[begin Dataset]
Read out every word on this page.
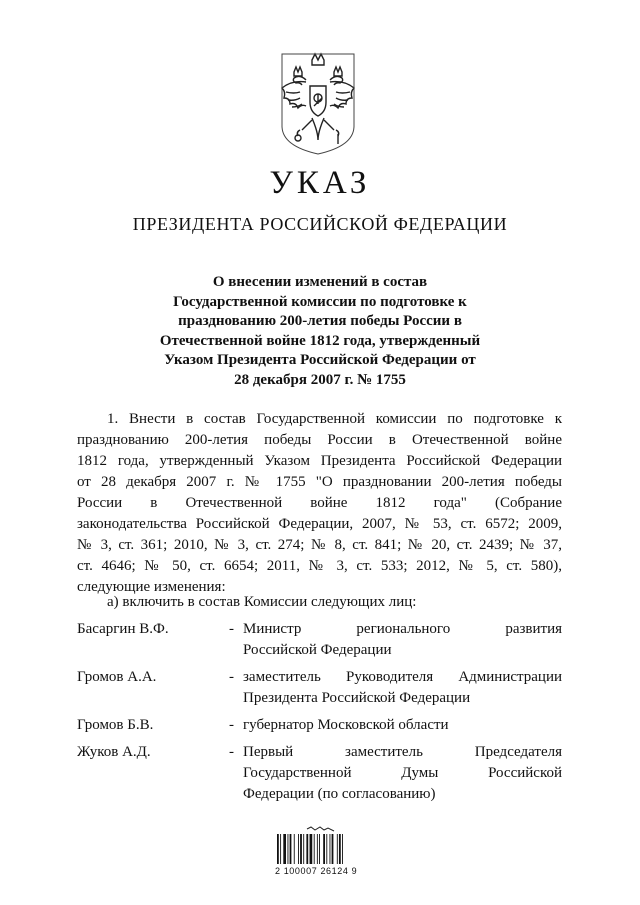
УКАЗ
ПРЕЗИДЕНТА РОССИЙСКОЙ ФЕДЕРАЦИИ
О внесении изменений в состав
Государственной комиссии по подготовке к
празднованию 200-летия победы России в
Отечественной войне 1812 года, утвержденный
Указом Президента Российской Федерации от
28 декабря 2007 г. № 1755
1. Внести в состав Государственной комиссии по подготовке к
празднованию 200-летия победы России в Отечественной войне
1812 года, утвержденный Указом Президента Российской Федерации
от 28 декабря 2007 г. № 1755 "О праздновании 200-летия победы
России в Отечественной войне 1812 года" (Собрание
законодательства Российской Федерации, 2007, № 53, ст. 6572; 2009,
№ 3, ст. 361; 2010, № 3, ст. 274; № 8, ст. 841; № 20, ст. 2439; № 37,
ст. 4646; № 50, ст. 6654; 2011, № 3, ст. 533; 2012, № 5, ст. 580),
следующие изменения:
а) включить в состав Комиссии следующих лиц:
Басаргин В.Ф.	- Министр регионального развития
Российской Федерации
Громов А.А.	- заместитель Руководителя Администрации
Президента Российской Федерации
Громов Б.В.	- губернатор Московской области
Жуков А.Д.	- Первый заместитель Председателя
Государственной Думы Российской
Федерации (по согласованию)
2 100007 26124 9
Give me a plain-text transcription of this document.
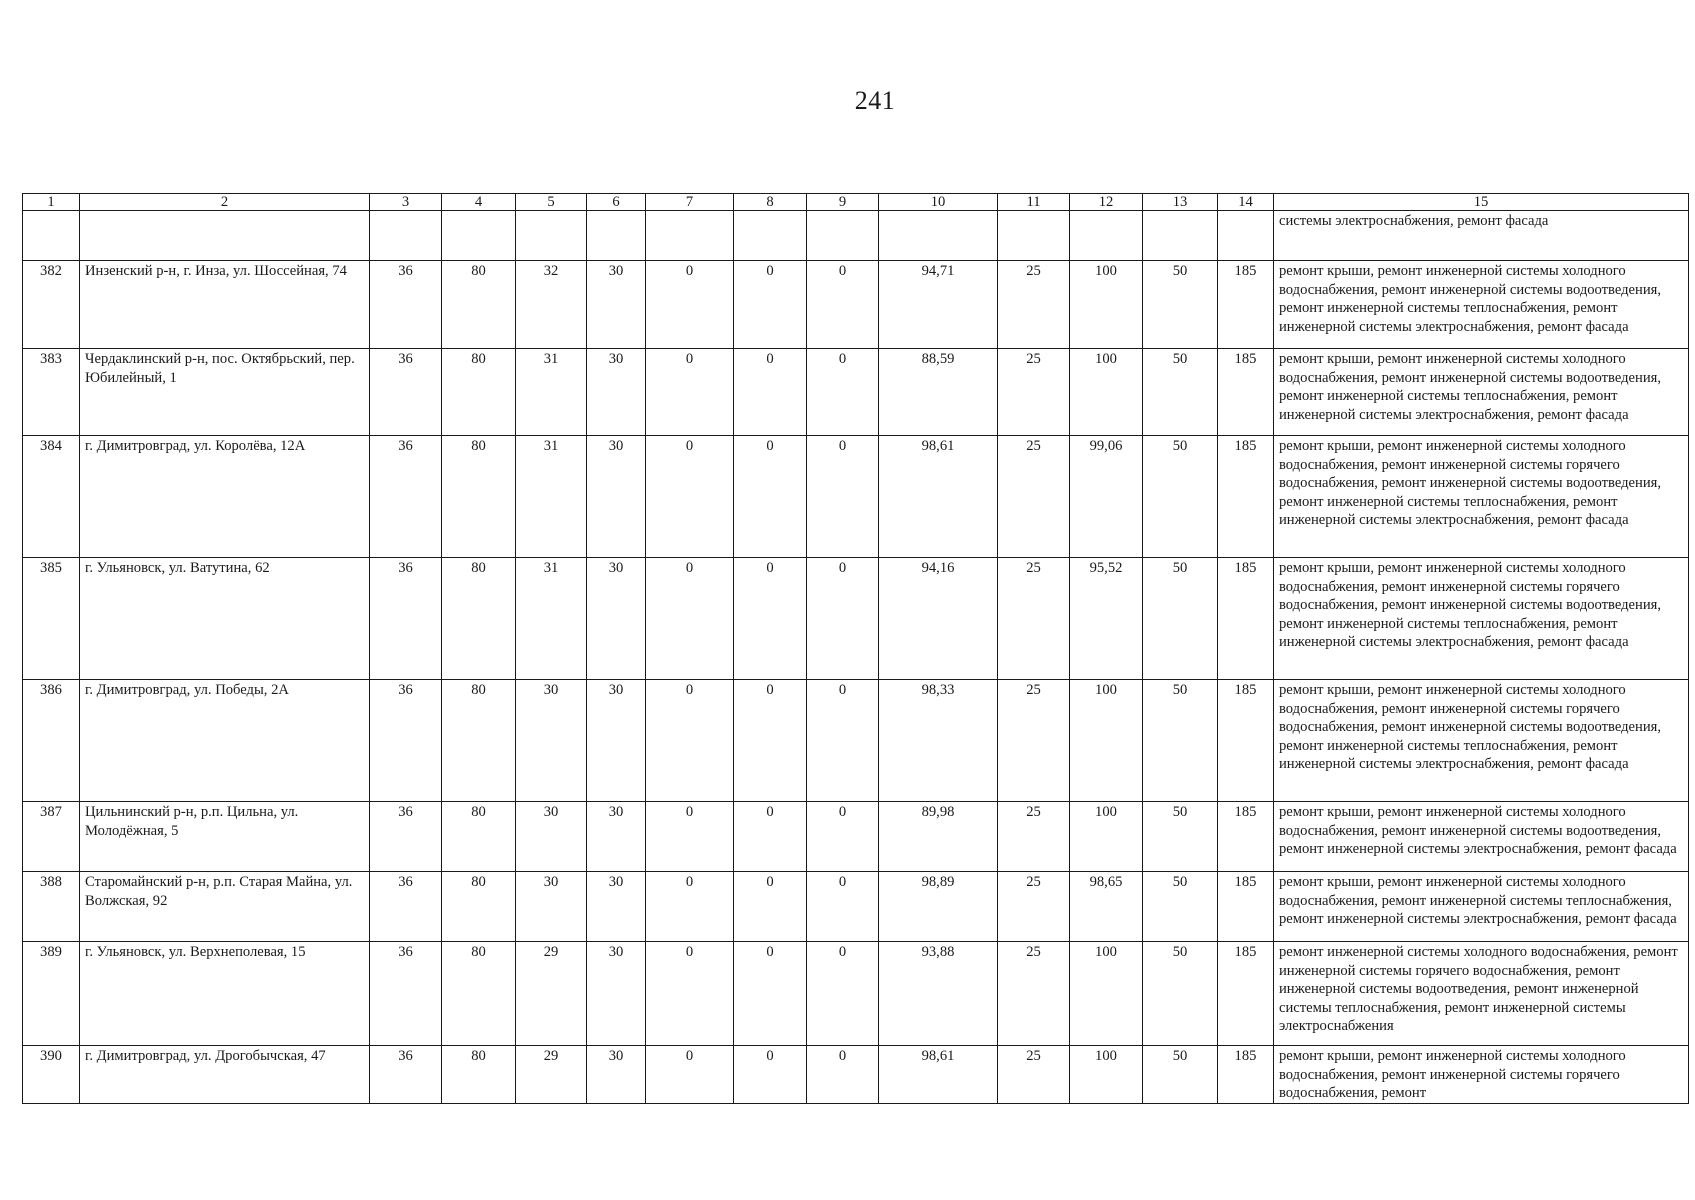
241
1	2	3	4	5	6	7	8	9	10	11	12	13	14	15
														системы электроснабжения, ремонт фасада
382	Инзенский р-н, г. Инза, ул. Шоссейная, 74	36	80	32	30	0	0	0	94,71	25	100	50	185	ремонт крыши, ремонт инженерной системы холодного водоснабжения, ремонт инженерной системы водоотведения, ремонт инженерной системы теплоснабжения, ремонт инженерной системы электроснабжения, ремонт фасада
383	Чердаклинский р-н, пос. Октябрьский, пер. Юбилейный, 1	36	80	31	30	0	0	0	88,59	25	100	50	185	ремонт крыши, ремонт инженерной системы холодного водоснабжения, ремонт инженерной системы водоотведения, ремонт инженерной системы теплоснабжения, ремонт инженерной системы электроснабжения, ремонт фасада
384	г. Димитровград, ул. Королёва, 12А	36	80	31	30	0	0	0	98,61	25	99,06	50	185	ремонт крыши, ремонт инженерной системы холодного водоснабжения, ремонт инженерной системы горячего водоснабжения, ремонт инженерной системы водоотведения, ремонт инженерной системы теплоснабжения, ремонт инженерной системы электроснабжения, ремонт фасада
385	г. Ульяновск, ул. Ватутина, 62	36	80	31	30	0	0	0	94,16	25	95,52	50	185	ремонт крыши, ремонт инженерной системы холодного водоснабжения, ремонт инженерной системы горячего водоснабжения, ремонт инженерной системы водоотведения, ремонт инженерной системы теплоснабжения, ремонт инженерной системы электроснабжения, ремонт фасада
386	г. Димитровград, ул. Победы, 2А	36	80	30	30	0	0	0	98,33	25	100	50	185	ремонт крыши, ремонт инженерной системы холодного водоснабжения, ремонт инженерной системы горячего водоснабжения, ремонт инженерной системы водоотведения, ремонт инженерной системы теплоснабжения, ремонт инженерной системы электроснабжения, ремонт фасада
387	Цильнинский р-н, р.п. Цильна, ул. Молодёжная, 5	36	80	30	30	0	0	0	89,98	25	100	50	185	ремонт крыши, ремонт инженерной системы холодного водоснабжения, ремонт инженерной системы водоотведения, ремонт инженерной системы электроснабжения, ремонт фасада
388	Старомайнский р-н, р.п. Старая Майна, ул. Волжская, 92	36	80	30	30	0	0	0	98,89	25	98,65	50	185	ремонт крыши, ремонт инженерной системы холодного водоснабжения, ремонт инженерной системы теплоснабжения, ремонт инженерной системы электроснабжения, ремонт фасада
389	г. Ульяновск, ул. Верхнеполевая, 15	36	80	29	30	0	0	0	93,88	25	100	50	185	ремонт инженерной системы холодного водоснабжения, ремонт инженерной системы горячего водоснабжения, ремонт инженерной системы водоотведения, ремонт инженерной системы теплоснабжения, ремонт инженерной системы электроснабжения
390	г. Димитровград, ул. Дрогобычская, 47	36	80	29	30	0	0	0	98,61	25	100	50	185	ремонт крыши, ремонт инженерной системы холодного водоснабжения, ремонт инженерной системы горячего водоснабжения, ремонт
[end Dataset]
Directions: Write the listing above out again exactly, dropping each image.

Response for this exercise:
Read out every word on this page.
УКАЗ
ПРЕЗИДЕНТА РОССИЙСКОЙ ФЕДЕРАЦИИ
О внесении изменений в состав
Государственной комиссии по подготовке к
празднованию 200-летия победы России в
Отечественной войне 1812 года, утвержденный
Указом Президента Российской Федерации от
28 декабря 2007 г. № 1755
1. Внести в состав Государственной комиссии по подготовке к
празднованию 200-летия победы России в Отечественной войне
1812 года, утвержденный Указом Президента Российской Федерации
от 28 декабря 2007 г. № 1755 "О праздновании 200-летия победы
России в Отечественной войне 1812 года" (Собрание
законодательства Российской Федерации, 2007, № 53, ст. 6572; 2009,
№ 3, ст. 361; 2010, № 3, ст. 274; № 8, ст. 841; № 20, ст. 2439; № 37,
ст. 4646; № 50, ст. 6654; 2011, № 3, ст. 533; 2012, № 5, ст. 580),
следующие изменения:
а) включить в состав Комиссии следующих лиц:
Басаргин В.Ф.	- Министр регионального развития
Российской Федерации
Громов А.А.	- заместитель Руководителя Администрации
Президента Российской Федерации
Громов Б.В.	- губернатор Московской области
Жуков А.Д.	- Первый заместитель Председателя
Государственной Думы Российской
Федерации (по согласованию)
2 100007 26124 9
Give me a plain-text transcription of this document.
241
1	2	3	4	5	6	7	8	9	10	11	12	13	14	15
														системы электроснабжения, ремонт фасада
382	Инзенский р-н, г. Инза, ул. Шоссейная, 74	36	80	32	30	0	0	0	94,71	25	100	50	185	ремонт крыши, ремонт инженерной системы холодного водоснабжения, ремонт инженерной системы водоотведения, ремонт инженерной системы теплоснабжения, ремонт инженерной системы электроснабжения, ремонт фасада
383	Чердаклинский р-н, пос. Октябрьский, пер. Юбилейный, 1	36	80	31	30	0	0	0	88,59	25	100	50	185	ремонт крыши, ремонт инженерной системы холодного водоснабжения, ремонт инженерной системы водоотведения, ремонт инженерной системы теплоснабжения, ремонт инженерной системы электроснабжения, ремонт фасада
384	г. Димитровград, ул. Королёва, 12А	36	80	31	30	0	0	0	98,61	25	99,06	50	185	ремонт крыши, ремонт инженерной системы холодного водоснабжения, ремонт инженерной системы горячего водоснабжения, ремонт инженерной системы водоотведения, ремонт инженерной системы теплоснабжения, ремонт инженерной системы электроснабжения, ремонт фасада
385	г. Ульяновск, ул. Ватутина, 62	36	80	31	30	0	0	0	94,16	25	95,52	50	185	ремонт крыши, ремонт инженерной системы холодного водоснабжения, ремонт инженерной системы горячего водоснабжения, ремонт инженерной системы водоотведения, ремонт инженерной системы теплоснабжения, ремонт инженерной системы электроснабжения, ремонт фасада
386	г. Димитровград, ул. Победы, 2А	36	80	30	30	0	0	0	98,33	25	100	50	185	ремонт крыши, ремонт инженерной системы холодного водоснабжения, ремонт инженерной системы горячего водоснабжения, ремонт инженерной системы водоотведения, ремонт инженерной системы теплоснабжения, ремонт инженерной системы электроснабжения, ремонт фасада
387	Цильнинский р-н, р.п. Цильна, ул. Молодёжная, 5	36	80	30	30	0	0	0	89,98	25	100	50	185	ремонт крыши, ремонт инженерной системы холодного водоснабжения, ремонт инженерной системы водоотведения, ремонт инженерной системы электроснабжения, ремонт фасада
388	Старомайнский р-н, р.п. Старая Майна, ул. Волжская, 92	36	80	30	30	0	0	0	98,89	25	98,65	50	185	ремонт крыши, ремонт инженерной системы холодного водоснабжения, ремонт инженерной системы теплоснабжения, ремонт инженерной системы электроснабжения, ремонт фасада
389	г. Ульяновск, ул. Верхнеполевая, 15	36	80	29	30	0	0	0	93,88	25	100	50	185	ремонт инженерной системы холодного водоснабжения, ремонт инженерной системы горячего водоснабжения, ремонт инженерной системы водоотведения, ремонт инженерной системы теплоснабжения, ремонт инженерной системы электроснабжения
390	г. Димитровград, ул. Дрогобычская, 47	36	80	29	30	0	0	0	98,61	25	100	50	185	ремонт крыши, ремонт инженерной системы холодного водоснабжения, ремонт инженерной системы горячего водоснабжения, ремонт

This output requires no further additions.